[Collected data entries]
▽

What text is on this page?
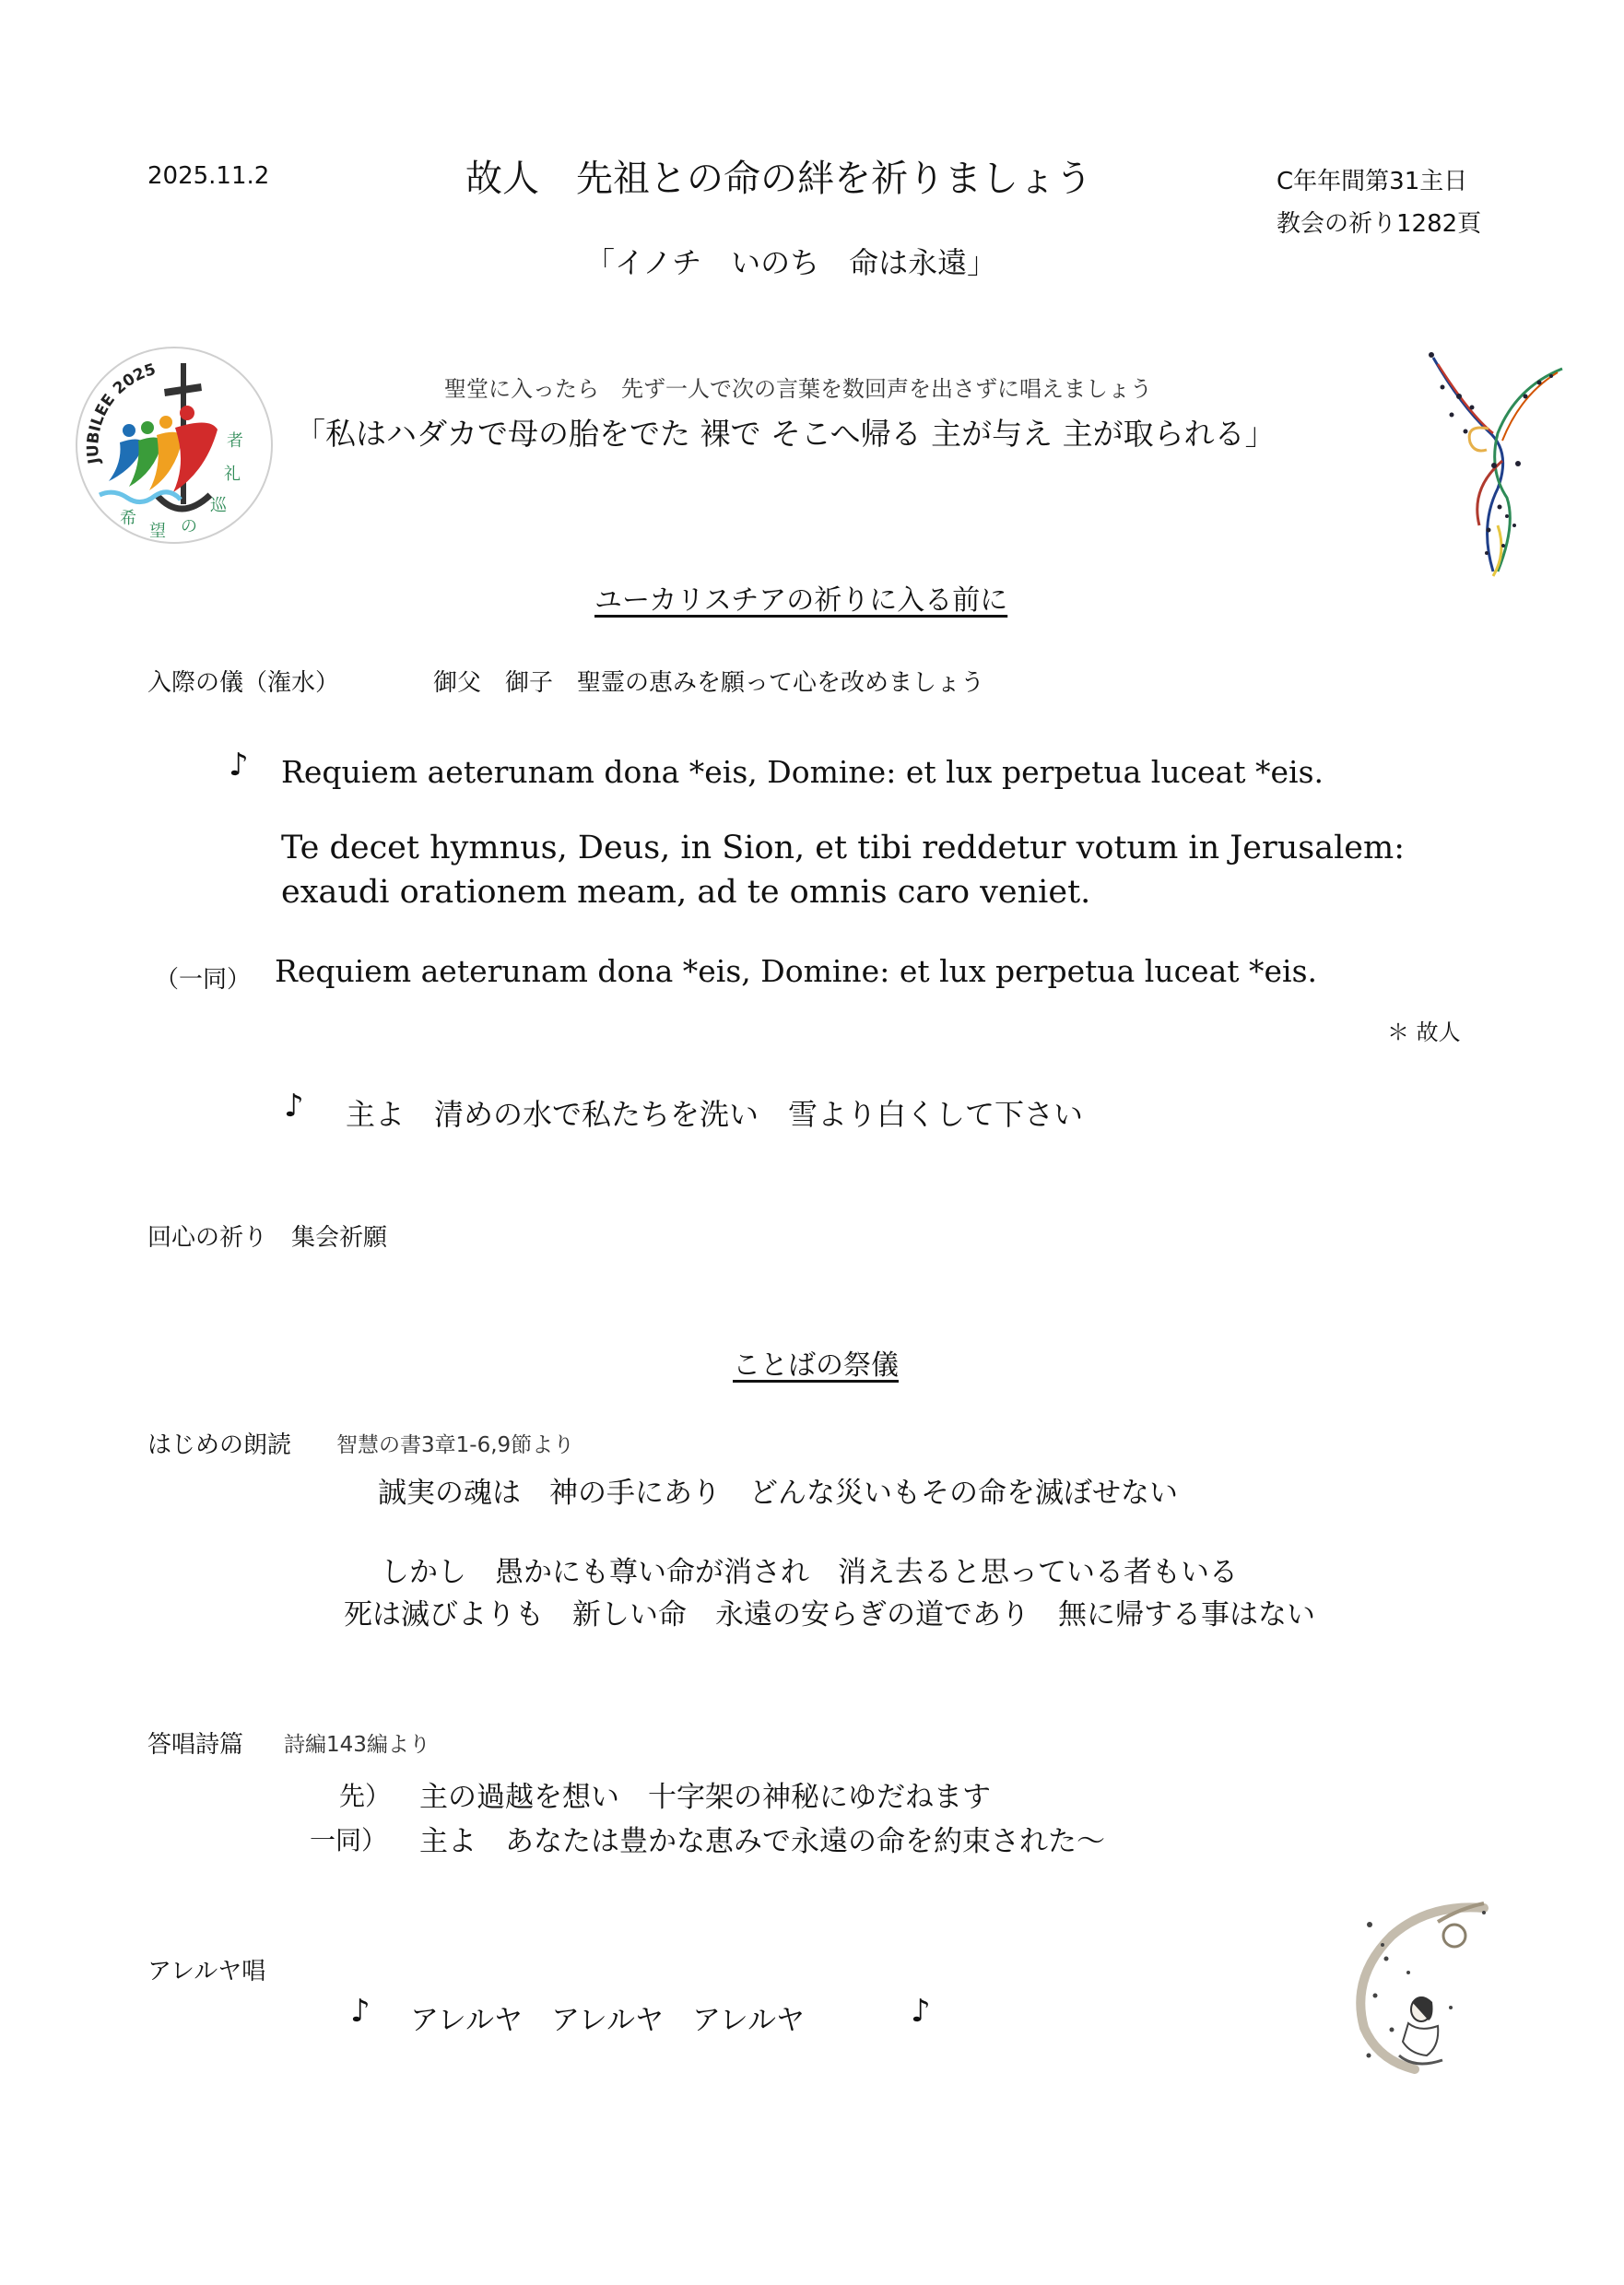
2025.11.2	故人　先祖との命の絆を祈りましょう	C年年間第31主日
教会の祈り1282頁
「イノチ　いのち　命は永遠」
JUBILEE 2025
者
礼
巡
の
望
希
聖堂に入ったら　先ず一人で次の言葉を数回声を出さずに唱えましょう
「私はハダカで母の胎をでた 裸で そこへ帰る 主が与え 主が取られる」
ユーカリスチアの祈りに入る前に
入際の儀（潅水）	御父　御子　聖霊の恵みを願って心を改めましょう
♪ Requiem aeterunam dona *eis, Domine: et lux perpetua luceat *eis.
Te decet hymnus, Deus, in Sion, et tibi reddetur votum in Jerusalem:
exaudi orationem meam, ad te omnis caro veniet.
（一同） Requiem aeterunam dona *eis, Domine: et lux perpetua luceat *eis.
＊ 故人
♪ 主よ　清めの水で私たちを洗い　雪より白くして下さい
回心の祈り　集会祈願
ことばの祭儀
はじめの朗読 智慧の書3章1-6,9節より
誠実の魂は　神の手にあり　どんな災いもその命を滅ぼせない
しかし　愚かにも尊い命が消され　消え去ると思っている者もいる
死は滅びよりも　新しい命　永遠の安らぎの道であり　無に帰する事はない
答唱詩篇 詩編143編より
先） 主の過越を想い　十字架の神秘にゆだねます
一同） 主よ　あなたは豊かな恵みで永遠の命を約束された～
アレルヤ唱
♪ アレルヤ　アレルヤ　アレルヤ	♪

△
▽

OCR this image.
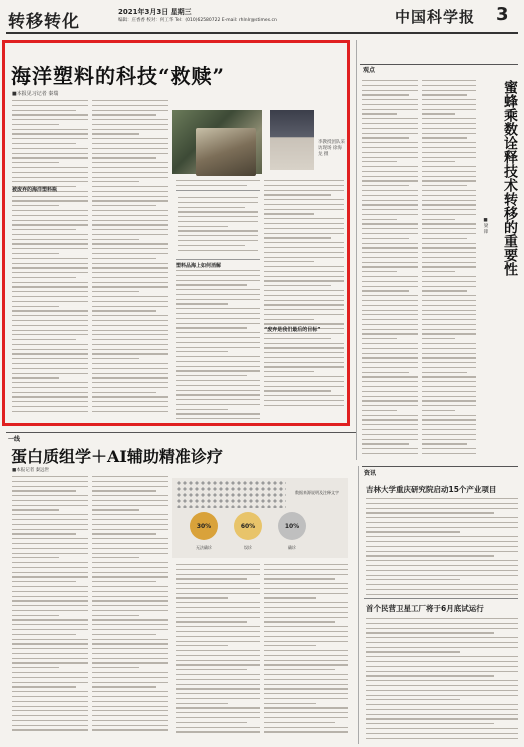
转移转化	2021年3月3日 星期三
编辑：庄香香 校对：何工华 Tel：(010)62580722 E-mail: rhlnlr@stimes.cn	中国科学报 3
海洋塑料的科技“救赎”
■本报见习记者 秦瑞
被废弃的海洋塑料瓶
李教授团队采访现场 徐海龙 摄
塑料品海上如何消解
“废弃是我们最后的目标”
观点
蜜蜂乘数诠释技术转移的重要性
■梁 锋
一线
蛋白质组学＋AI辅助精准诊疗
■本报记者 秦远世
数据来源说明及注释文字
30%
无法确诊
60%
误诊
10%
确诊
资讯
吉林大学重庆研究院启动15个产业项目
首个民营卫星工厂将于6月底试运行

△

> _YOUR TASK_
Make a copy of each line that contains the string "this".

> _RESULT OF THE EXERCISE_
What text is on this page?
OCR this image.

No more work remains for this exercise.